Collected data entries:
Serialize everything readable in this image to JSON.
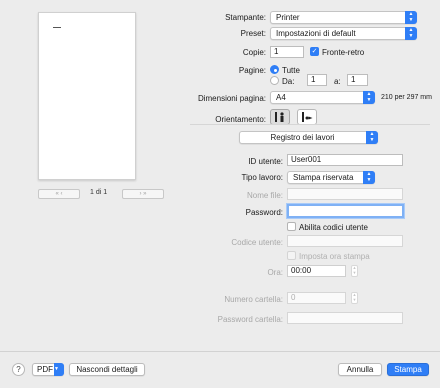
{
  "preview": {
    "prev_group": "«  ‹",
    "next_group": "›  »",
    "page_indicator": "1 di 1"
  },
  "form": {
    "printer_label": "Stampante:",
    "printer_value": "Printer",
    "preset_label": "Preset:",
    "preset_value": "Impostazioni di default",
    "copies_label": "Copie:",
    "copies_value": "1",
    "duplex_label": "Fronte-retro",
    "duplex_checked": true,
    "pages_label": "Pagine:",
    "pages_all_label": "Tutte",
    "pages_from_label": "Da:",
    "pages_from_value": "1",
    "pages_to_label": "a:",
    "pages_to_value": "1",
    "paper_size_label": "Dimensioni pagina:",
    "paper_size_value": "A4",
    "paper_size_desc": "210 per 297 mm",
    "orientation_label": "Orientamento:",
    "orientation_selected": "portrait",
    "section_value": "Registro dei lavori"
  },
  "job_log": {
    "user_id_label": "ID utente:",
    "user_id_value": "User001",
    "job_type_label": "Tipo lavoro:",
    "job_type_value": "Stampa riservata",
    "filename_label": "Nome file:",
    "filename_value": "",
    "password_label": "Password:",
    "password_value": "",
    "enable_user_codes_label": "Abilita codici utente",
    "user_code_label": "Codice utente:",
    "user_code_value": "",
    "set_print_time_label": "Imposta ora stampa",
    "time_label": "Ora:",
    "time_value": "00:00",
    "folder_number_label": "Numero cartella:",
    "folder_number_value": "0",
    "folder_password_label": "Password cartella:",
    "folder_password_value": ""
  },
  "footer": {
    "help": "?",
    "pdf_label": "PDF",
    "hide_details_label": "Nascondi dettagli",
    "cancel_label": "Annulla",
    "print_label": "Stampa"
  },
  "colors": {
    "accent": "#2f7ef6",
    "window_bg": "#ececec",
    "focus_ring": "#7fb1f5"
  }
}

### Task description
Make a word-for-word copy of the entries, without any pictures.

### Solution to this task
Serialize everything readable in this image to JSON.
{
  "preview": {
    "prev_group": "«  ‹",
    "next_group": "›  »",
    "page_indicator": "1 di 1"
  },
  "form": {
    "printer_label": "Stampante:",
    "printer_value": "Printer",
    "preset_label": "Preset:",
    "preset_value": "Impostazioni di default",
    "copies_label": "Copie:",
    "copies_value": "1",
    "duplex_label": "Fronte-retro",
    "duplex_checked": true,
    "pages_label": "Pagine:",
    "pages_all_label": "Tutte",
    "pages_from_label": "Da:",
    "pages_from_value": "1",
    "pages_to_label": "a:",
    "pages_to_value": "1",
    "paper_size_label": "Dimensioni pagina:",
    "paper_size_value": "A4",
    "paper_size_desc": "210 per 297 mm",
    "orientation_label": "Orientamento:",
    "orientation_selected": "portrait",
    "section_value": "Registro dei lavori"
  },
  "job_log": {
    "user_id_label": "ID utente:",
    "user_id_value": "User001",
    "job_type_label": "Tipo lavoro:",
    "job_type_value": "Stampa riservata",
    "filename_label": "Nome file:",
    "filename_value": "",
    "password_label": "Password:",
    "password_value": "",
    "enable_user_codes_label": "Abilita codici utente",
    "user_code_label": "Codice utente:",
    "user_code_value": "",
    "set_print_time_label": "Imposta ora stampa",
    "time_label": "Ora:",
    "time_value": "00:00",
    "folder_number_label": "Numero cartella:",
    "folder_number_value": "0",
    "folder_password_label": "Password cartella:",
    "folder_password_value": ""
  },
  "footer": {
    "help": "?",
    "pdf_label": "PDF",
    "hide_details_label": "Nascondi dettagli",
    "cancel_label": "Annulla",
    "print_label": "Stampa"
  },
  "colors": {
    "accent": "#2f7ef6",
    "window_bg": "#ececec",
    "focus_ring": "#7fb1f5"
  }
}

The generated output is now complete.